> _Exercise objective_: Filter out everything except lines holding "account".

> _Data lines_:
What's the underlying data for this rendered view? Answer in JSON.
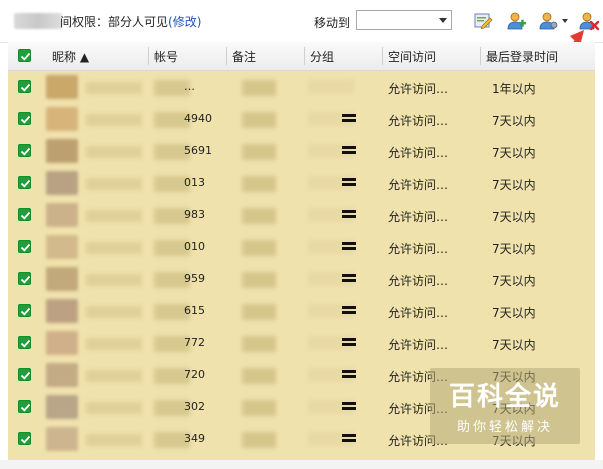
{
  "toolbar": {
    "permission_label": "间权限：部分人可见",
    "modify_link": "(修改)",
    "move_to_label": "移动到",
    "move_to_value": ""
  },
  "table": {
    "columns": [
      "昵称 ▲",
      "帐号",
      "备注",
      "分组",
      "空间访问",
      "最后登录时间"
    ],
    "rows": [
      {
        "account": "…",
        "space": "允许访问…",
        "last_login": "1年以内"
      },
      {
        "account": "4940",
        "space": "允许访问…",
        "last_login": "7天以内"
      },
      {
        "account": "5691",
        "space": "允许访问…",
        "last_login": "7天以内"
      },
      {
        "account": "013",
        "space": "允许访问…",
        "last_login": "7天以内"
      },
      {
        "account": "983",
        "space": "允许访问…",
        "last_login": "7天以内"
      },
      {
        "account": "010",
        "space": "允许访问…",
        "last_login": "7天以内"
      },
      {
        "account": "959",
        "space": "允许访问…",
        "last_login": "7天以内"
      },
      {
        "account": "615",
        "space": "允许访问…",
        "last_login": "7天以内"
      },
      {
        "account": "772",
        "space": "允许访问…",
        "last_login": "7天以内"
      },
      {
        "account": "720",
        "space": "允许访问…",
        "last_login": "7天以内"
      },
      {
        "account": "302",
        "space": "允许访问…",
        "last_login": "7天以内"
      },
      {
        "account": "349",
        "space": "允许访问…",
        "last_login": "7天以内"
      }
    ]
  },
  "watermark": {
    "title": "百科全说",
    "subtitle": "助你轻松解决"
  },
  "colors": {
    "row_bg": "#f0e2ad",
    "checkbox": "#1f9e3a",
    "link": "#1a55b8",
    "annotation_arrow": "#e53935"
  }
}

> _Complete output_:
        "account": "…",
        "account": "4940",
        "account": "5691",
        "account": "013",
        "account": "983",
        "account": "010",
        "account": "959",
        "account": "615",
        "account": "772",
        "account": "720",
        "account": "302",
        "account": "349",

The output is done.